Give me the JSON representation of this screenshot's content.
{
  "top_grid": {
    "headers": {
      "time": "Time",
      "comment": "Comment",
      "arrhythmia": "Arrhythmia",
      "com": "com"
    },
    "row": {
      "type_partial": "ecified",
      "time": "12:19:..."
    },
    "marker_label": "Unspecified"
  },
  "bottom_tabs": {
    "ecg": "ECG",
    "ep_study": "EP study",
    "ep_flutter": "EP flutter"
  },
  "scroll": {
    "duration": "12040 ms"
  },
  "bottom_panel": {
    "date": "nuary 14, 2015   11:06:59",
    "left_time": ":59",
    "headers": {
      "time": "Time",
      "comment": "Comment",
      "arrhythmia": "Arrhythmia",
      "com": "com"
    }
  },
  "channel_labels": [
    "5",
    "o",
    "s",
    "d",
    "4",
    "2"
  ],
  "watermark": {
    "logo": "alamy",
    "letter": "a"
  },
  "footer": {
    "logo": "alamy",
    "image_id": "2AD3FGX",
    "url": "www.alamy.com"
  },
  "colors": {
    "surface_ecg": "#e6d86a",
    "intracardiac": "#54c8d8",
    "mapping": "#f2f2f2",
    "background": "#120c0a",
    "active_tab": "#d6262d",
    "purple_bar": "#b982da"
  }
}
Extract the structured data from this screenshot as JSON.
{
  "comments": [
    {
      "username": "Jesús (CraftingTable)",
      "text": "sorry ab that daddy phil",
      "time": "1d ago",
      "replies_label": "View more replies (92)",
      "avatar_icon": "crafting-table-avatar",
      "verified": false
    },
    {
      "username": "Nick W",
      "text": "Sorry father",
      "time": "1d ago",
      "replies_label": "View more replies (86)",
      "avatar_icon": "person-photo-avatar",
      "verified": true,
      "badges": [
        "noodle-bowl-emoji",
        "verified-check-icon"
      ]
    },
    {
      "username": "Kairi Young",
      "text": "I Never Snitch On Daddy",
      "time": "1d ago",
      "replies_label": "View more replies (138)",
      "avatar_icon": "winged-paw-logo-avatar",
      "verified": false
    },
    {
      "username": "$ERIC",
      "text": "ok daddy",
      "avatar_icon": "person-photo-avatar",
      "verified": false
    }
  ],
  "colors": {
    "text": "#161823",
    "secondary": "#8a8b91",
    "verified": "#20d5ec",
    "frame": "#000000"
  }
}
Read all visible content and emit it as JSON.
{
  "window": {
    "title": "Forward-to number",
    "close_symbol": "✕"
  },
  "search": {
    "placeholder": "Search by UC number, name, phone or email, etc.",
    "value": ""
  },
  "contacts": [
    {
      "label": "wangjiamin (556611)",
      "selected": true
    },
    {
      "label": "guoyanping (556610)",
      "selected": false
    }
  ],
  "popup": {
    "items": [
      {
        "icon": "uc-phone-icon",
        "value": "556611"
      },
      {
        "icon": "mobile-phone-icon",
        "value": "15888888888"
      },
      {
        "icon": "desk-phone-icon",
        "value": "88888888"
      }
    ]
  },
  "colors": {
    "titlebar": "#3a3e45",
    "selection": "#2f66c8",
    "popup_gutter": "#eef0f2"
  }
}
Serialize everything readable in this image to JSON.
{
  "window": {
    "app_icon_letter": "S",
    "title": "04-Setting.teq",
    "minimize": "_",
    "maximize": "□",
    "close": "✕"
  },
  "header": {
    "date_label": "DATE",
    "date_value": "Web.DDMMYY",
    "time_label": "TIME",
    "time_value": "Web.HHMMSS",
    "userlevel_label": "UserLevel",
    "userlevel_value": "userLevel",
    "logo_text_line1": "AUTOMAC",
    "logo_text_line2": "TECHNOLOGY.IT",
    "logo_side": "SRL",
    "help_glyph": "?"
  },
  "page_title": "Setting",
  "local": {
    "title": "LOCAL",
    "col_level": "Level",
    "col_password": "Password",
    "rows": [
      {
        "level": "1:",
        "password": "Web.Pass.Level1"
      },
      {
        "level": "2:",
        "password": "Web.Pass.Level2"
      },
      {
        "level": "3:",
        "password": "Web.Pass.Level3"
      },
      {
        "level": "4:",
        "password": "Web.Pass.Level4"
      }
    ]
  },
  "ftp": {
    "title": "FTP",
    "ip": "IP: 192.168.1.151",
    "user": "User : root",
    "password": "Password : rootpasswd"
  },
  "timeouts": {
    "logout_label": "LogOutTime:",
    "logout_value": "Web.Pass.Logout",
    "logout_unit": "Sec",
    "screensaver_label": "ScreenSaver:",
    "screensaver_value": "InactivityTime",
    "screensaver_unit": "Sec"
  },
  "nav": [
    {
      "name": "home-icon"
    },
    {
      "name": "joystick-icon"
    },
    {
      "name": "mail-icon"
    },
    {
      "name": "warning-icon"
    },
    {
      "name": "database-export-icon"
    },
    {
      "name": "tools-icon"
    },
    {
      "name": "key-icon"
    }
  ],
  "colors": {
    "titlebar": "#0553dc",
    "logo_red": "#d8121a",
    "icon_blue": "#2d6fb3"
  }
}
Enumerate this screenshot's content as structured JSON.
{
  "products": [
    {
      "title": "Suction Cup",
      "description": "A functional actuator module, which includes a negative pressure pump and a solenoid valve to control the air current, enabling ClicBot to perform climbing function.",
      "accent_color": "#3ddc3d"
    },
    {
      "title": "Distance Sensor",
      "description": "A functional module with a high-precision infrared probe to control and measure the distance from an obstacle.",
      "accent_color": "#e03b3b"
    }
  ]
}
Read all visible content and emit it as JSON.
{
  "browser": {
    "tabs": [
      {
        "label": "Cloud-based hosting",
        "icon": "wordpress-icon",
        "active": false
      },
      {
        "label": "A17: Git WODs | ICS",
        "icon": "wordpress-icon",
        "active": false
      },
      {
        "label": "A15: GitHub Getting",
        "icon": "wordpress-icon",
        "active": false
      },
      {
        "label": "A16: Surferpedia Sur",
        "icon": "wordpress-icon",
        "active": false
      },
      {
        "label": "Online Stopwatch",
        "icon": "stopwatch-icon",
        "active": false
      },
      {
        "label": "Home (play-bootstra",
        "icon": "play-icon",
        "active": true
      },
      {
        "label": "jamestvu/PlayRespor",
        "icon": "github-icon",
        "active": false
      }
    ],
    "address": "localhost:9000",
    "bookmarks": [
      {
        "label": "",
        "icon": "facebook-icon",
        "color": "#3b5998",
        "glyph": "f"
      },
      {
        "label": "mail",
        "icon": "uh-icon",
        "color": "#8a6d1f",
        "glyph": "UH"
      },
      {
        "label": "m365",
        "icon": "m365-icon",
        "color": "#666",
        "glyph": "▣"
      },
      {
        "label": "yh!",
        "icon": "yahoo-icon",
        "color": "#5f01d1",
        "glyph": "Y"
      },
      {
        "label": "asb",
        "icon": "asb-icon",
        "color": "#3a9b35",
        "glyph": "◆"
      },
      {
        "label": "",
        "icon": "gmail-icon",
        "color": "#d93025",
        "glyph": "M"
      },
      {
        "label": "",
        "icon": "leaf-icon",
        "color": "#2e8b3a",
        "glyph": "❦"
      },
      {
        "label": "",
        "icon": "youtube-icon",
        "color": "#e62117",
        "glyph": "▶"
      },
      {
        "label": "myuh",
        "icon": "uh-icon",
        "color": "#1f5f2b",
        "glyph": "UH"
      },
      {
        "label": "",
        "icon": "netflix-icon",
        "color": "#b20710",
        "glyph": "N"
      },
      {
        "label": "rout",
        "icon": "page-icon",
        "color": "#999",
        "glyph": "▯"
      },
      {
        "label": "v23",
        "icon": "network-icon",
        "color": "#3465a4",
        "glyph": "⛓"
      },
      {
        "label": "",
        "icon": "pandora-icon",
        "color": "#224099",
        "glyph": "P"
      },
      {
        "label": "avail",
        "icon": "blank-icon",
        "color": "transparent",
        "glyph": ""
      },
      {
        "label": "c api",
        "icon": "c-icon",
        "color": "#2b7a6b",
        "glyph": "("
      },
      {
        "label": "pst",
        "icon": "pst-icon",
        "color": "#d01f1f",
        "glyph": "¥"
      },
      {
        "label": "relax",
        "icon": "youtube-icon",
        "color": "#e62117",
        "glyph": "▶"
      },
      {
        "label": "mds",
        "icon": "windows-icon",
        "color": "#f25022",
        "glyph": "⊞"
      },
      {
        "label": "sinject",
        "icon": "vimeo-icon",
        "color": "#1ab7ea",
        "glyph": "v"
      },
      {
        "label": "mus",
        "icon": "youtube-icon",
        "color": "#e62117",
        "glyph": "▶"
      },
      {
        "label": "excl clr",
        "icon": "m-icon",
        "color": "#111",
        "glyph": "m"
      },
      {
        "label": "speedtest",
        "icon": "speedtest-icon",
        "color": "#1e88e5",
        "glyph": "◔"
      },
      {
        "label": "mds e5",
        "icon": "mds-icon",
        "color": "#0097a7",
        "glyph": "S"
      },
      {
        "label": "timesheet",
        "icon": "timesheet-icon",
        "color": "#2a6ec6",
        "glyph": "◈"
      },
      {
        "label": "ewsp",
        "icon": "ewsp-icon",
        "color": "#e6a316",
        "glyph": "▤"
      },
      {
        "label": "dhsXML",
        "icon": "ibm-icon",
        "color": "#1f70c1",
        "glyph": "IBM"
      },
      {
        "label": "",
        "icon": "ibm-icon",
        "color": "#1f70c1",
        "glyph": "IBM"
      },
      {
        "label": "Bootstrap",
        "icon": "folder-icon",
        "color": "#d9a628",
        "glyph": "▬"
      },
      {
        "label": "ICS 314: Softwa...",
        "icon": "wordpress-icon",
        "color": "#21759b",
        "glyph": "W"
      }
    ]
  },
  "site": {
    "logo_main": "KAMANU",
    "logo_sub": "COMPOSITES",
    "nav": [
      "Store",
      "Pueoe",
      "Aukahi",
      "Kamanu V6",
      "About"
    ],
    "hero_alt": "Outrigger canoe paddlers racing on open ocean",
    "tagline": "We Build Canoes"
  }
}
:::::
### Aim of the exercise:
List each line of the records that holds the string "from".

### Reply to the exercise:
Extract the structured data from this screenshot as JSON.
      "description": "A functional module with a high-precision infrared probe to control and measure the distance from an obstacle.",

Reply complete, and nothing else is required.